#### [TASK PROMPT]
Can you give these records again with "Trash Bags" switched to "Garbage Bags" everywhere and everything else left unchanged? Leave the pictures out.

%%

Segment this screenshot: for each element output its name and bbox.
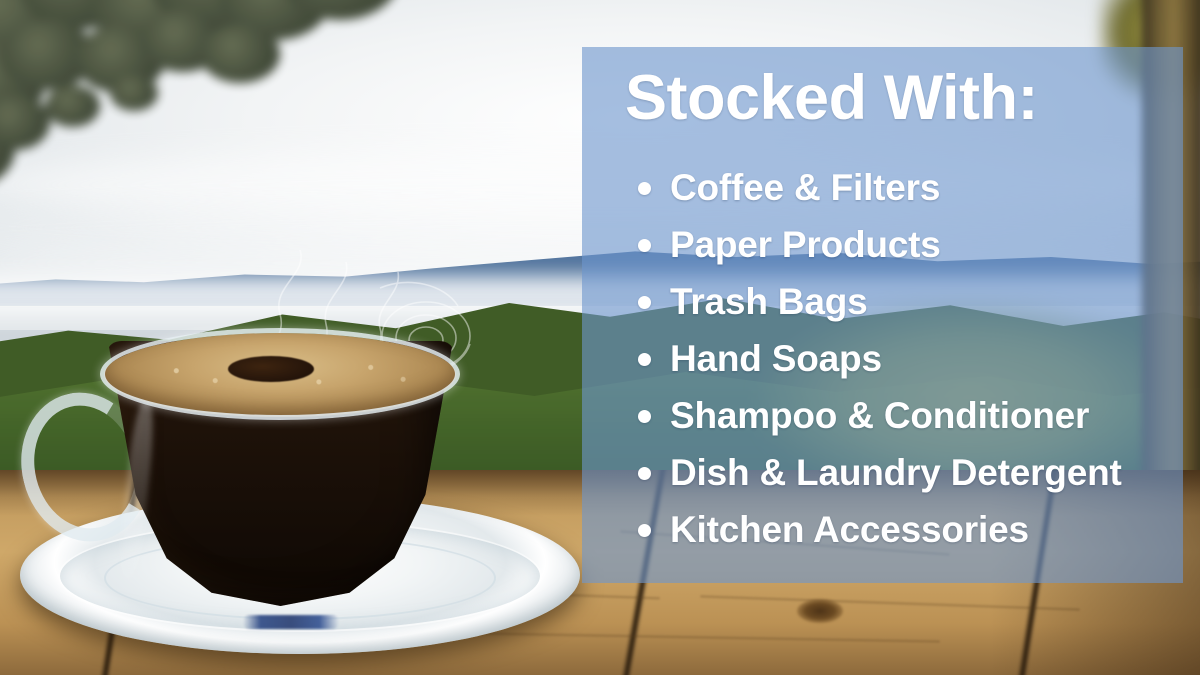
bullet-dot-icon xyxy=(638,296,651,309)
list-item-label: Coffee & Filters xyxy=(670,167,940,209)
stocked-with-panel: Stocked With: Coffee & Filters Paper Pro… xyxy=(582,47,1183,583)
bullet-dot-icon xyxy=(638,410,651,423)
list-item: Paper Products xyxy=(604,216,1177,273)
list-item-label: Kitchen Accessories xyxy=(670,509,1029,551)
list-item: Coffee & Filters xyxy=(604,159,1177,216)
bullet-dot-icon xyxy=(638,524,651,537)
list-item-label: Trash Bags xyxy=(670,281,867,323)
page-title: Stocked With: xyxy=(625,67,1038,130)
list-item: Dish & Laundry Detergent xyxy=(604,444,1177,501)
list-item-label: Paper Products xyxy=(670,224,941,266)
list-item-label: Dish & Laundry Detergent xyxy=(670,452,1122,494)
list-item: Hand Soaps xyxy=(604,330,1177,387)
saucer-logo xyxy=(243,615,339,629)
tree-branch xyxy=(0,0,410,260)
list-item: Shampoo & Conditioner xyxy=(604,387,1177,444)
stocked-items-list: Coffee & Filters Paper Products Trash Ba… xyxy=(604,159,1177,558)
bullet-dot-icon xyxy=(638,467,651,480)
wood-knot xyxy=(797,599,843,623)
bullet-dot-icon xyxy=(638,353,651,366)
bullet-dot-icon xyxy=(638,182,651,195)
bullet-dot-icon xyxy=(638,239,651,252)
list-item-label: Hand Soaps xyxy=(670,338,882,380)
list-item: Trash Bags xyxy=(604,273,1177,330)
list-item-label: Shampoo & Conditioner xyxy=(670,395,1089,437)
slide-canvas: Stocked With: Coffee & Filters Paper Pro… xyxy=(0,0,1200,675)
cup-rim xyxy=(100,328,460,420)
list-item: Kitchen Accessories xyxy=(604,501,1177,558)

%%

#### [THE OUTPUT]
Segment this screenshot: for each element output its name and bbox.
bullet-dot-icon xyxy=(638,296,651,309)
list-item-label: Coffee & Filters xyxy=(670,167,940,209)
stocked-with-panel: Stocked With: Coffee & Filters Paper Pro… xyxy=(582,47,1183,583)
bullet-dot-icon xyxy=(638,410,651,423)
list-item: Paper Products xyxy=(604,216,1177,273)
list-item-label: Kitchen Accessories xyxy=(670,509,1029,551)
list-item: Coffee & Filters xyxy=(604,159,1177,216)
bullet-dot-icon xyxy=(638,524,651,537)
list-item-label: Garbage Bags xyxy=(670,281,867,323)
page-title: Stocked With: xyxy=(625,67,1038,130)
list-item: Dish & Laundry Detergent xyxy=(604,444,1177,501)
list-item-label: Paper Products xyxy=(670,224,941,266)
list-item-label: Dish & Laundry Detergent xyxy=(670,452,1122,494)
list-item: Hand Soaps xyxy=(604,330,1177,387)
saucer-logo xyxy=(243,615,339,629)
tree-branch xyxy=(0,0,410,260)
list-item: Shampoo & Conditioner xyxy=(604,387,1177,444)
stocked-items-list: Coffee & Filters Paper Products Trash Ba… xyxy=(604,159,1177,558)
bullet-dot-icon xyxy=(638,467,651,480)
wood-knot xyxy=(797,599,843,623)
bullet-dot-icon xyxy=(638,353,651,366)
bullet-dot-icon xyxy=(638,182,651,195)
bullet-dot-icon xyxy=(638,239,651,252)
list-item-label: Hand Soaps xyxy=(670,338,882,380)
list-item: Garbage Bags xyxy=(604,273,1177,330)
list-item-label: Shampoo & Conditioner xyxy=(670,395,1089,437)
slide-canvas: Stocked With: Coffee & Filters Paper Pro… xyxy=(0,0,1200,675)
cup-rim xyxy=(100,328,460,420)
list-item: Kitchen Accessories xyxy=(604,501,1177,558)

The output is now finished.